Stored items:
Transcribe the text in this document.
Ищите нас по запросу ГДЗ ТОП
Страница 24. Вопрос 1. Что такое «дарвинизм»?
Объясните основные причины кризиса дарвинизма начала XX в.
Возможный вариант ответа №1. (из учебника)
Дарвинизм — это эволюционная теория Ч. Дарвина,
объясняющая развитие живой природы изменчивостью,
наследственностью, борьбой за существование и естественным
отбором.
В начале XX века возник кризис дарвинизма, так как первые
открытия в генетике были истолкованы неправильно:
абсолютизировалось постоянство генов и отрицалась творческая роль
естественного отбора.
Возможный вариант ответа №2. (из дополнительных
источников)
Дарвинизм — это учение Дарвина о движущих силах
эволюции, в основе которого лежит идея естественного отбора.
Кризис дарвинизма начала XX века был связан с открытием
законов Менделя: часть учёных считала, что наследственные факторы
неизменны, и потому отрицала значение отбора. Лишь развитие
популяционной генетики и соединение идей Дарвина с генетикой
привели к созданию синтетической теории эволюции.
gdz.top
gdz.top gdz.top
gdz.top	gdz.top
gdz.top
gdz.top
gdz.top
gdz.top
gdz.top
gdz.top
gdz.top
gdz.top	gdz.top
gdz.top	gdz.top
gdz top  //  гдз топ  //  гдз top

_REQUIRED TASK_.
Pull out every line containing "дарвинизма".

_OUTPUT FOR THIS EXERCISE_.
Объясните основные причины кризиса дарвинизма начала XX в.
В начале XX века возник кризис дарвинизма, так как первые
Кризис дарвинизма начала XX века был связан с открытием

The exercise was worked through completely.